(What is needed): Restate the listing that follows word for word, without its pictures.

(Input rows):

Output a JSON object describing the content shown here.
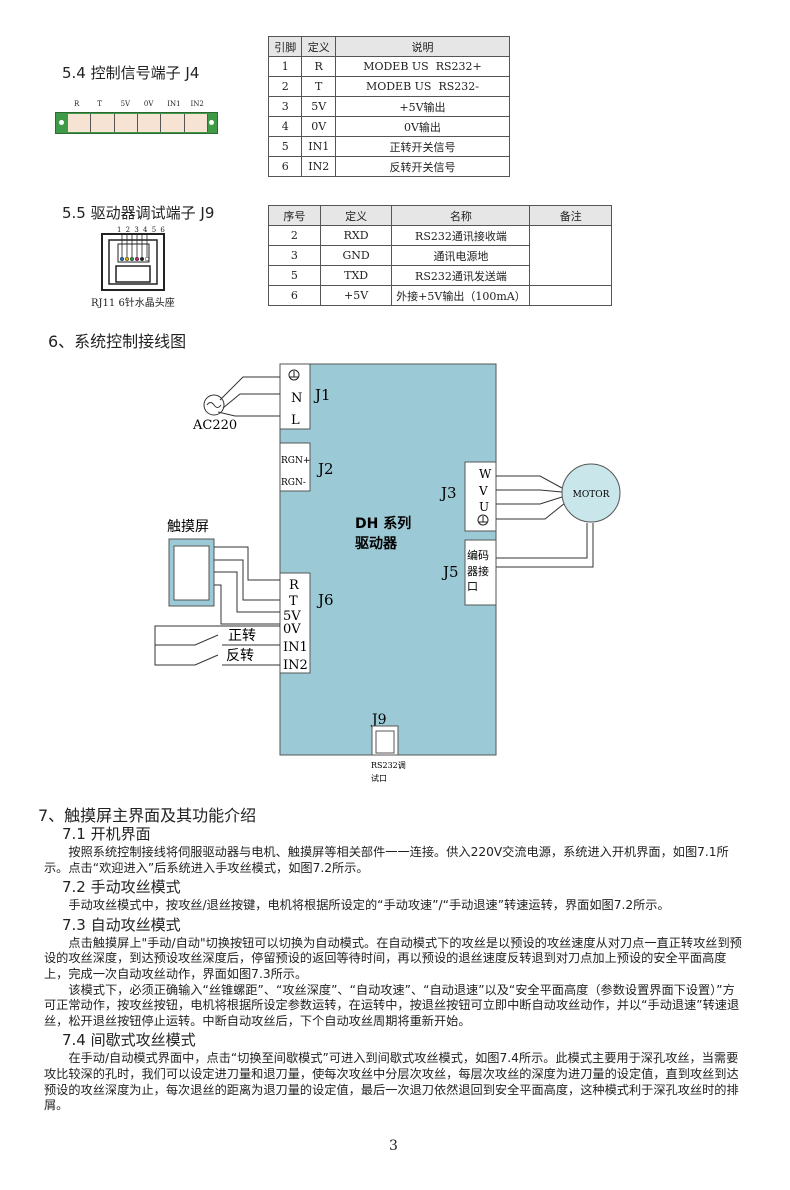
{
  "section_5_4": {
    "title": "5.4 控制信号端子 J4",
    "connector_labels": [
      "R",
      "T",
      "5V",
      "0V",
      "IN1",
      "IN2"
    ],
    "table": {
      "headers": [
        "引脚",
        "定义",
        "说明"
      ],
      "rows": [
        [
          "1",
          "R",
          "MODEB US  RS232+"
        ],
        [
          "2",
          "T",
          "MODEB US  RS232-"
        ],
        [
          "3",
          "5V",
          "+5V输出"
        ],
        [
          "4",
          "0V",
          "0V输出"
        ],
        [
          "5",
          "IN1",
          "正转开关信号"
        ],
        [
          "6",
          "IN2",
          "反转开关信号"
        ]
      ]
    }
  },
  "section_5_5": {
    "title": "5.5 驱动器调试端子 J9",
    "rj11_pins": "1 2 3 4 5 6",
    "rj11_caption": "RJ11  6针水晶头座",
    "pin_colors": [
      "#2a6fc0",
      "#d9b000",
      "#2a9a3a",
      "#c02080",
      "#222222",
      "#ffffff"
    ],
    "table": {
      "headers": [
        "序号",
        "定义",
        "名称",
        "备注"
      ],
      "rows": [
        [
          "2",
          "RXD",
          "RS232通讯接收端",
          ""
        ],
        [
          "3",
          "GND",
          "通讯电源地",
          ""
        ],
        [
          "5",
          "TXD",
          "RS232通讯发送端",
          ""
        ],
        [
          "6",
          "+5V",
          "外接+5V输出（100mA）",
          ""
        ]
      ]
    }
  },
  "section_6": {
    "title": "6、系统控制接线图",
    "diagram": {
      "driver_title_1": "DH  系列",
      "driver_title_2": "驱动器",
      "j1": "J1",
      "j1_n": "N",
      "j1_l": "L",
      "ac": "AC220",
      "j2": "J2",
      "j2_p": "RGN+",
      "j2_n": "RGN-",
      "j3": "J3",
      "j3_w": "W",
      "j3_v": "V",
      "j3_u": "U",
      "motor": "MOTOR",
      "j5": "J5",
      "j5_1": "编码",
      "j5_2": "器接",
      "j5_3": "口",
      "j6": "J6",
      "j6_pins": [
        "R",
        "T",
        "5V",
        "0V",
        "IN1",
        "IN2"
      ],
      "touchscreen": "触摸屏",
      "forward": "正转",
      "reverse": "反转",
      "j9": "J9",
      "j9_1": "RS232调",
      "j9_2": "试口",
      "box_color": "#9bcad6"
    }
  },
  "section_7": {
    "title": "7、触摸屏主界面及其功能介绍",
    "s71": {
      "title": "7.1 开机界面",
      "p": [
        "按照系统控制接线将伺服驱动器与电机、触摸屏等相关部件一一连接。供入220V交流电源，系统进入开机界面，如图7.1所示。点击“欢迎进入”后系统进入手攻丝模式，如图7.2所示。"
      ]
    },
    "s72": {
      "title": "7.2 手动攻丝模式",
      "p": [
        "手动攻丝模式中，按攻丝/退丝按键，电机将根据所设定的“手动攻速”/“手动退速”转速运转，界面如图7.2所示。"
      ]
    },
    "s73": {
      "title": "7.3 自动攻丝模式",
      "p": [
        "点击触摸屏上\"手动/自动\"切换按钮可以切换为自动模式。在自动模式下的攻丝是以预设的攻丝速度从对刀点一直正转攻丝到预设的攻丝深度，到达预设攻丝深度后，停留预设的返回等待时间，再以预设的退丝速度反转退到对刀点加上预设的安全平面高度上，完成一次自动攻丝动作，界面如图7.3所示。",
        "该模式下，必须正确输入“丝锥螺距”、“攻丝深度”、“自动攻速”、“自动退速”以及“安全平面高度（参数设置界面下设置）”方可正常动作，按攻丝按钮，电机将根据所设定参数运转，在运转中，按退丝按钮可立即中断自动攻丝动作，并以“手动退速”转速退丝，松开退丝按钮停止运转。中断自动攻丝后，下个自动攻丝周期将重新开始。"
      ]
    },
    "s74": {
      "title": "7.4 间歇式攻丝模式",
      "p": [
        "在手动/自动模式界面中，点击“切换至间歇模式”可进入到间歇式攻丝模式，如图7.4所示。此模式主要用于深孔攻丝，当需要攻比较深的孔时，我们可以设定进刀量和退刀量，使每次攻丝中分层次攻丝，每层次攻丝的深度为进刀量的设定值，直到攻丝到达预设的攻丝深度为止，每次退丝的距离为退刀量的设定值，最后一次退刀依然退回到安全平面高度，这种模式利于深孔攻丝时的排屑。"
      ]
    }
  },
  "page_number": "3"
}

(Result of this exercise):
Output a JSON object describing the content shown here.
{
  "section_5_4": {
    "title": "5.4 控制信号端子 J4",
    "connector_labels": [
      "R",
      "T",
      "5V",
      "0V",
      "IN1",
      "IN2"
    ],
    "table": {
      "headers": [
        "引脚",
        "定义",
        "说明"
      ],
      "rows": [
        [
          "1",
          "R",
          "MODEB US  RS232+"
        ],
        [
          "2",
          "T",
          "MODEB US  RS232-"
        ],
        [
          "3",
          "5V",
          "+5V输出"
        ],
        [
          "4",
          "0V",
          "0V输出"
        ],
        [
          "5",
          "IN1",
          "正转开关信号"
        ],
        [
          "6",
          "IN2",
          "反转开关信号"
        ]
      ]
    }
  },
  "section_5_5": {
    "title": "5.5 驱动器调试端子 J9",
    "rj11_pins": "1 2 3 4 5 6",
    "rj11_caption": "RJ11  6针水晶头座",
    "pin_colors": [
      "#2a6fc0",
      "#d9b000",
      "#2a9a3a",
      "#c02080",
      "#222222",
      "#ffffff"
    ],
    "table": {
      "headers": [
        "序号",
        "定义",
        "名称",
        "备注"
      ],
      "rows": [
        [
          "2",
          "RXD",
          "RS232通讯接收端",
          ""
        ],
        [
          "3",
          "GND",
          "通讯电源地",
          ""
        ],
        [
          "5",
          "TXD",
          "RS232通讯发送端",
          ""
        ],
        [
          "6",
          "+5V",
          "外接+5V输出（100mA）",
          ""
        ]
      ]
    }
  },
  "section_6": {
    "title": "6、系统控制接线图",
    "diagram": {
      "driver_title_1": "DH  系列",
      "driver_title_2": "驱动器",
      "j1": "J1",
      "j1_n": "N",
      "j1_l": "L",
      "ac": "AC220",
      "j2": "J2",
      "j2_p": "RGN+",
      "j2_n": "RGN-",
      "j3": "J3",
      "j3_w": "W",
      "j3_v": "V",
      "j3_u": "U",
      "motor": "MOTOR",
      "j5": "J5",
      "j5_1": "编码",
      "j5_2": "器接",
      "j5_3": "口",
      "j6": "J6",
      "j6_pins": [
        "R",
        "T",
        "5V",
        "0V",
        "IN1",
        "IN2"
      ],
      "touchscreen": "触摸屏",
      "forward": "正转",
      "reverse": "反转",
      "j9": "J9",
      "j9_1": "RS232调",
      "j9_2": "试口",
      "box_color": "#9bcad6"
    }
  },
  "section_7": {
    "title": "7、触摸屏主界面及其功能介绍",
    "s71": {
      "title": "7.1 开机界面",
      "p": [
        "按照系统控制接线将伺服驱动器与电机、触摸屏等相关部件一一连接。供入220V交流电源，系统进入开机界面，如图7.1所示。点击“欢迎进入”后系统进入手攻丝模式，如图7.2所示。"
      ]
    },
    "s72": {
      "title": "7.2 手动攻丝模式",
      "p": [
        "手动攻丝模式中，按攻丝/退丝按键，电机将根据所设定的“手动攻速”/“手动退速”转速运转，界面如图7.2所示。"
      ]
    },
    "s73": {
      "title": "7.3 自动攻丝模式",
      "p": [
        "点击触摸屏上\"手动/自动\"切换按钮可以切换为自动模式。在自动模式下的攻丝是以预设的攻丝速度从对刀点一直正转攻丝到预设的攻丝深度，到达预设攻丝深度后，停留预设的返回等待时间，再以预设的退丝速度反转退到对刀点加上预设的安全平面高度上，完成一次自动攻丝动作，界面如图7.3所示。",
        "该模式下，必须正确输入“丝锥螺距”、“攻丝深度”、“自动攻速”、“自动退速”以及“安全平面高度（参数设置界面下设置）”方可正常动作，按攻丝按钮，电机将根据所设定参数运转，在运转中，按退丝按钮可立即中断自动攻丝动作，并以“手动退速”转速退丝，松开退丝按钮停止运转。中断自动攻丝后，下个自动攻丝周期将重新开始。"
      ]
    },
    "s74": {
      "title": "7.4 间歇式攻丝模式",
      "p": [
        "在手动/自动模式界面中，点击“切换至间歇模式”可进入到间歇式攻丝模式，如图7.4所示。此模式主要用于深孔攻丝，当需要攻比较深的孔时，我们可以设定进刀量和退刀量，使每次攻丝中分层次攻丝，每层次攻丝的深度为进刀量的设定值，直到攻丝到达预设的攻丝深度为止，每次退丝的距离为退刀量的设定值，最后一次退刀依然退回到安全平面高度，这种模式利于深孔攻丝时的排屑。"
      ]
    }
  },
  "page_number": "3"
}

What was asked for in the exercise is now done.